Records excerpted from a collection
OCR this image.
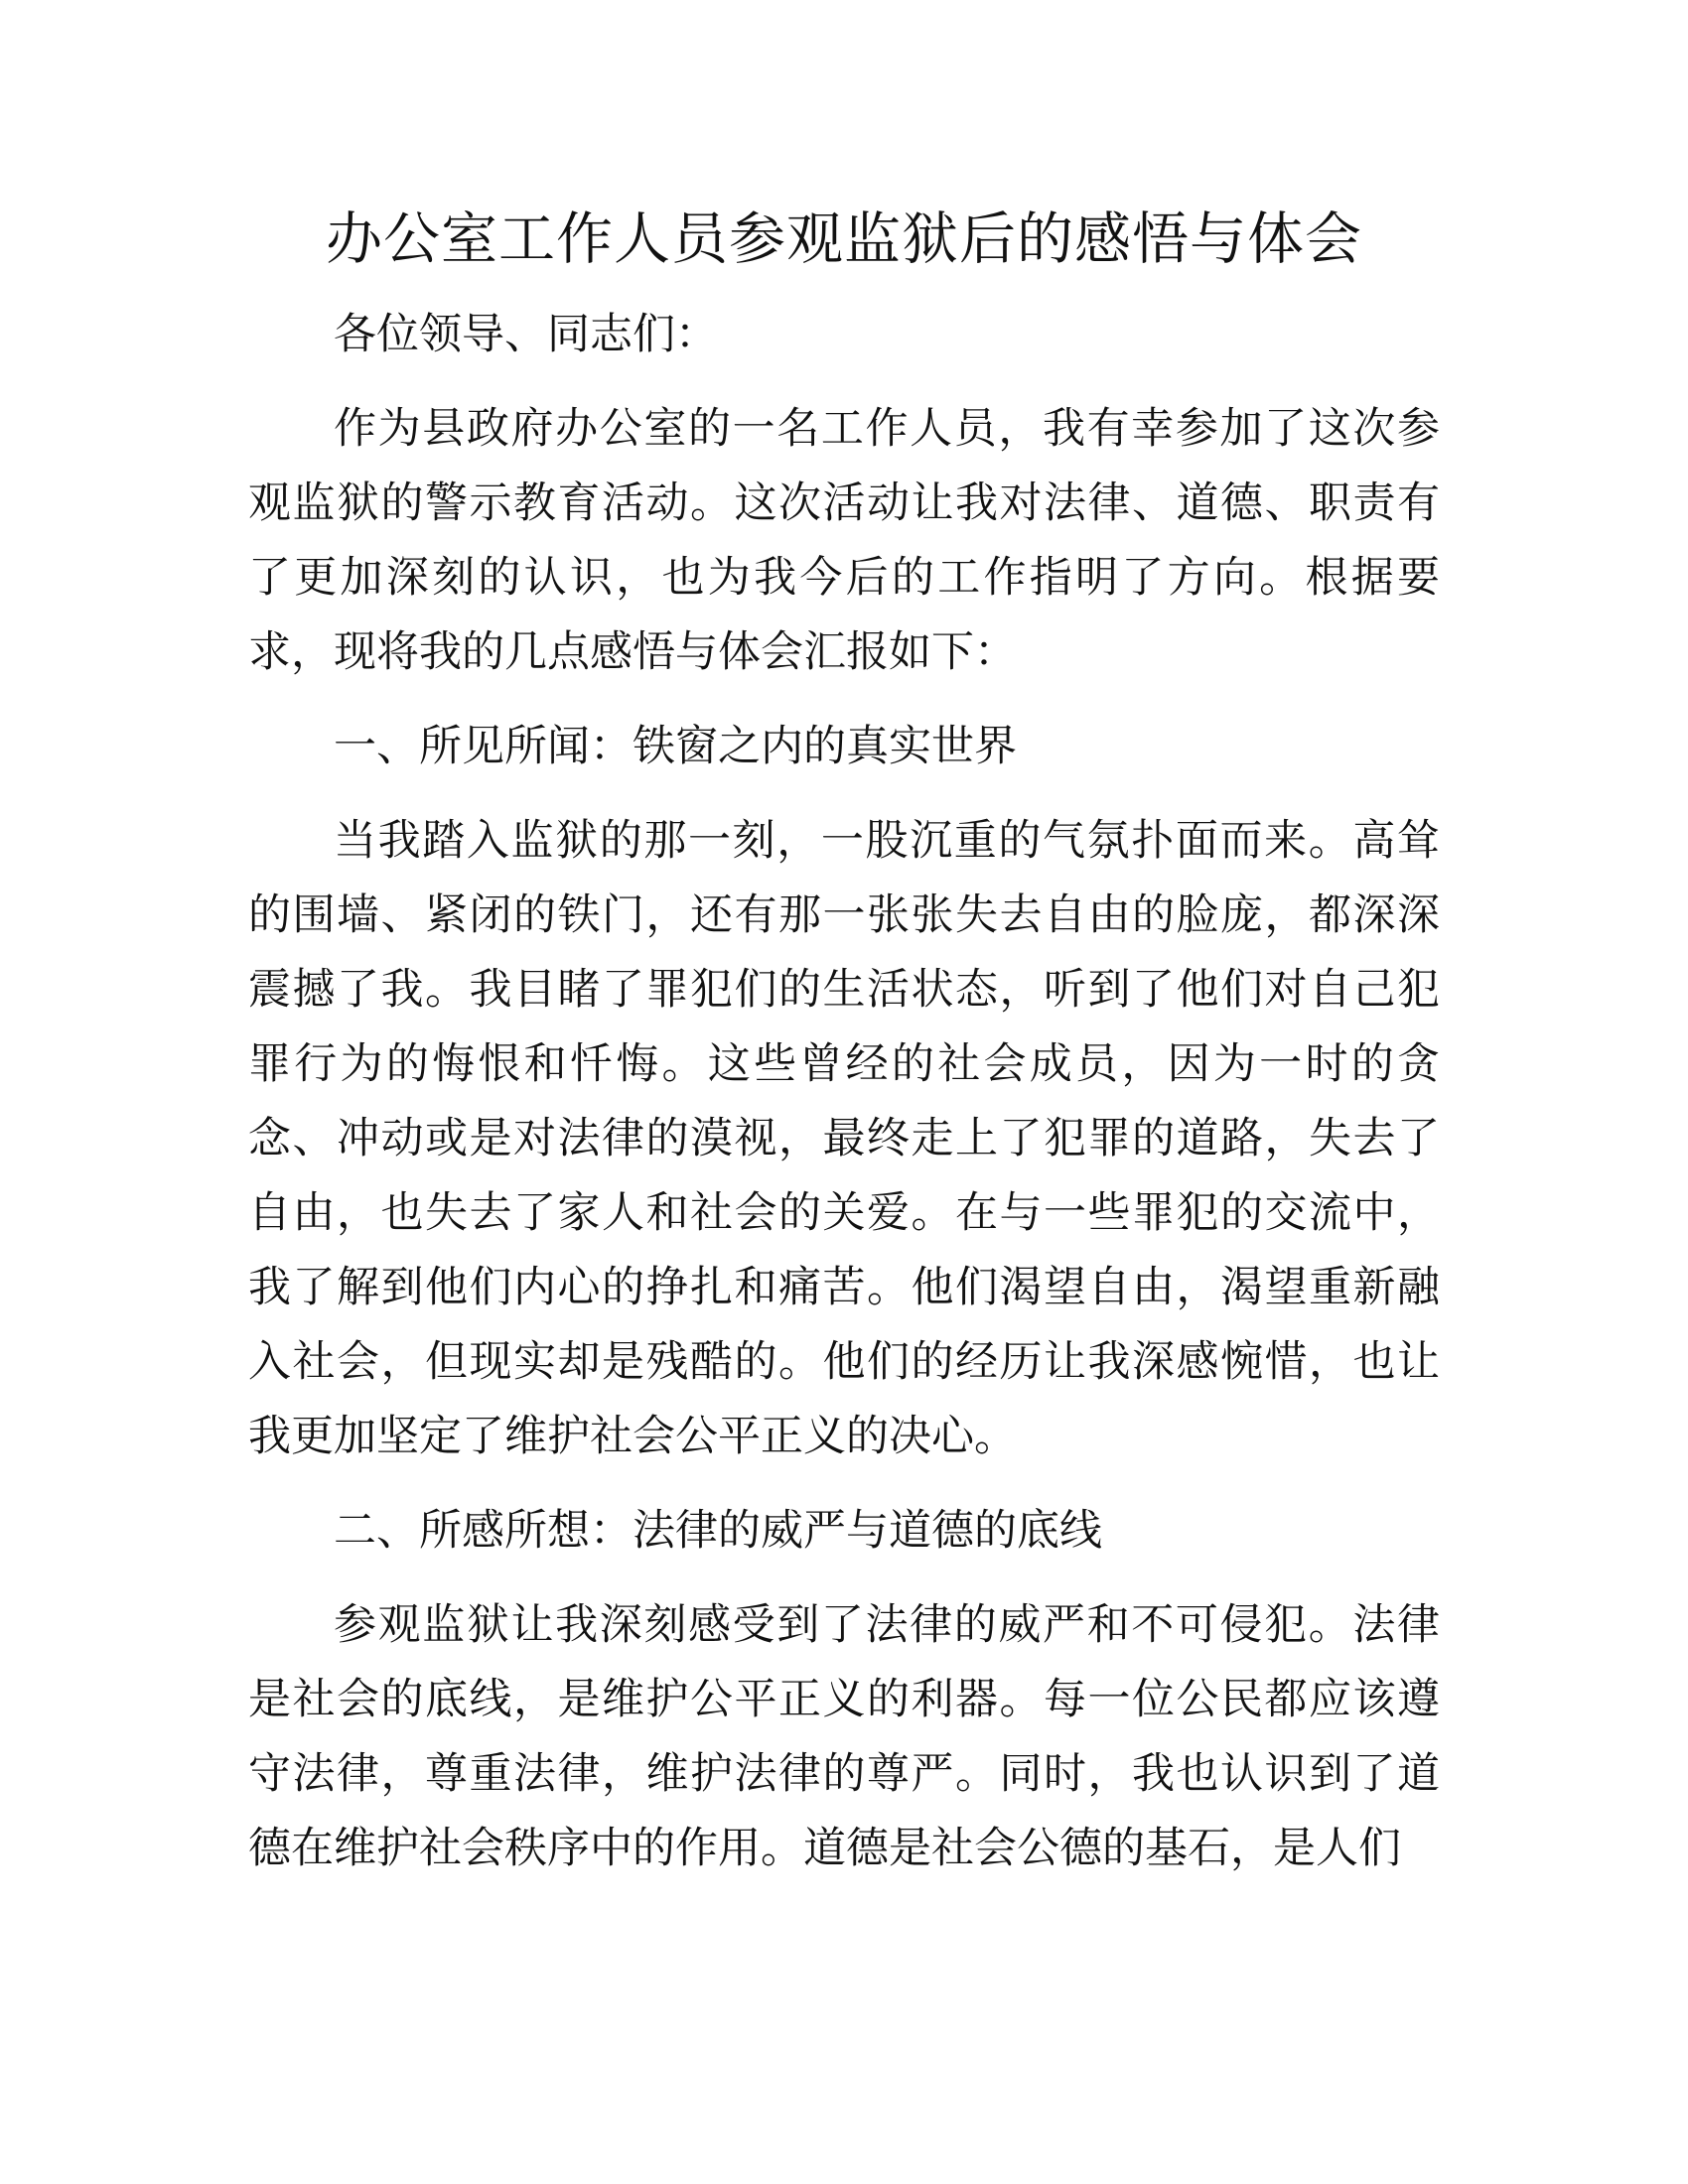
办公室工作人员参观监狱后的感悟与体会

各位领导、同志们：

作为县政府办公室的一名工作人员，我有幸参加了这次参观监狱的警示教育活动。这次活动让我对法律、道德、职责有了更加深刻的认识，也为我今后的工作指明了方向。根据要求，现将我的几点感悟与体会汇报如下：

一、所见所闻：铁窗之内的真实世界

当我踏入监狱的那一刻，一股沉重的气氛扑面而来。高耸的围墙、紧闭的铁门，还有那一张张失去自由的脸庞，都深深震撼了我。我目睹了罪犯们的生活状态，听到了他们对自己犯罪行为的悔恨和忏悔。这些曾经的社会成员，因为一时的贪念、冲动或是对法律的漠视，最终走上了犯罪的道路，失去了自由，也失去了家人和社会的关爱。在与一些罪犯的交流中，我了解到他们内心的挣扎和痛苦。他们渴望自由，渴望重新融入社会，但现实却是残酷的。他们的经历让我深感惋惜，也让我更加坚定了维护社会公平正义的决心。

二、所感所想：法律的威严与道德的底线

参观监狱让我深刻感受到了法律的威严和不可侵犯。法律是社会的底线，是维护公平正义的利器。每一位公民都应该遵守法律，尊重法律，维护法律的尊严。同时，我也认识到了道德在维护社会秩序中的作用。道德是社会公德的基石，是人们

**WRITTEN REQUEST**
Set down all the entries exactly as they appear, but skip any pictures.

**FINAL RESULT**
OCR this image.
办公室工作人员参观监狱后的感悟与体会

各位领导、同志们：

作为县政府办公室的一名工作人员，我有幸参加了这次参观监狱的警示教育活动。这次活动让我对法律、道德、职责有了更加深刻的认识，也为我今后的工作指明了方向。根据要求，现将我的几点感悟与体会汇报如下：

一、所见所闻：铁窗之内的真实世界

当我踏入监狱的那一刻，一股沉重的气氛扑面而来。高耸的围墙、紧闭的铁门，还有那一张张失去自由的脸庞，都深深震撼了我。我目睹了罪犯们的生活状态，听到了他们对自己犯罪行为的悔恨和忏悔。这些曾经的社会成员，因为一时的贪念、冲动或是对法律的漠视，最终走上了犯罪的道路，失去了自由，也失去了家人和社会的关爱。在与一些罪犯的交流中，我了解到他们内心的挣扎和痛苦。他们渴望自由，渴望重新融入社会，但现实却是残酷的。他们的经历让我深感惋惜，也让我更加坚定了维护社会公平正义的决心。

二、所感所想：法律的威严与道德的底线

参观监狱让我深刻感受到了法律的威严和不可侵犯。法律是社会的底线，是维护公平正义的利器。每一位公民都应该遵守法律，尊重法律，维护法律的尊严。同时，我也认识到了道德在维护社会秩序中的作用。道德是社会公德的基石，是人们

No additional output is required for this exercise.